_Working data:_
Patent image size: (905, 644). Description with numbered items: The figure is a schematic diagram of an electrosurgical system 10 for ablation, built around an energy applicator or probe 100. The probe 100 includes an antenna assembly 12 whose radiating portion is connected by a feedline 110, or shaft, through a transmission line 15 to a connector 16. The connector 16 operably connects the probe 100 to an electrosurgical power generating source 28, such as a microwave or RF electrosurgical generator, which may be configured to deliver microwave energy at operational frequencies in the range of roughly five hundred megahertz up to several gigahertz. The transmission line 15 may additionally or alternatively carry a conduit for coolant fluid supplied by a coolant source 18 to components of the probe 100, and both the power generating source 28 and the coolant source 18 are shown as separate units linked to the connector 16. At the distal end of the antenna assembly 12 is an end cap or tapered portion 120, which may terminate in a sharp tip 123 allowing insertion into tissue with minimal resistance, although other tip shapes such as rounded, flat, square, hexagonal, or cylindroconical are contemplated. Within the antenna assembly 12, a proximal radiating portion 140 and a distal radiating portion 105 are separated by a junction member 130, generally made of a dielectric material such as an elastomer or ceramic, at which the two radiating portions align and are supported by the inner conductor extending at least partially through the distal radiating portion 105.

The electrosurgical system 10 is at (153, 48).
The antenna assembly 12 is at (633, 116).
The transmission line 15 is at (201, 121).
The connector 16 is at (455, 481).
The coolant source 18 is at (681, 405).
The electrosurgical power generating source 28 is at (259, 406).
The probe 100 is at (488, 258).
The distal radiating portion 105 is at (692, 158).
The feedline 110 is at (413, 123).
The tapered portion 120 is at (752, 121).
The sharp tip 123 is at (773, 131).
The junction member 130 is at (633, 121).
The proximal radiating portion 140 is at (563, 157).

_Given exercise:_ Format the lines as a Markdown table, starting at the first line and ending at the line containing "The probe 100 is at (488, 258).", with both ends included. Use the columns "Row" and "Line", and leave out any blank lines.

_Answer to this problem:_
| Row | Line |
|---|---|
| 1 | Patent image size: (905, 644). Description with numbered items: The figure is a schematic diagram of an electrosurgical system 10 for ablation, built around an energy applicator or probe 100. The probe 100 includes an antenna assembly 12 whose radiating portion is connected by a feedline 110, or shaft, through a transmission line 15 to a connector 16. The connector 16 operably connects the probe 100 to an electrosurgical power generating source 28, such as a microwave or RF electrosurgical generator, which may be configured to deliver microwave energy at operational frequencies in the range of roughly five hundred megahertz up to several gigahertz. The transmission line 15 may additionally or alternatively carry a conduit for coolant fluid supplied by a coolant source 18 to components of the probe 100, and both the power generating source 28 and the coolant source 18 are shown as separate units linked to the connector 16. At the distal end of the antenna assembly 12 is an end cap or tapered portion 120, which may terminate in a sharp tip 123 allowing insertion into tissue with minimal resistance, although other tip shapes such as rounded, flat, square, hexagonal, or cylindroconical are contemplated. Within the antenna assembly 12, a proximal radiating portion 140 and a distal radiating portion 105 are separated by a junction member 130, generally made of a dielectric material such as an elastomer or ceramic, at which the two radiating portions align and are supported by the inner conductor extending at least partially through the distal radiating portion 105. |
| 2 | The electrosurgical system 10 is at (153, 48). |
| 3 | The antenna assembly 12 is at (633, 116). |
| 4 | The transmission line 15 is at (201, 121). |
| 5 | The connector 16 is at (455, 481). |
| 6 | The coolant source 18 is at (681, 405). |
| 7 | The electrosurgical power generating source 28 is at (259, 406). |
| 8 | The probe 100 is at (488, 258). |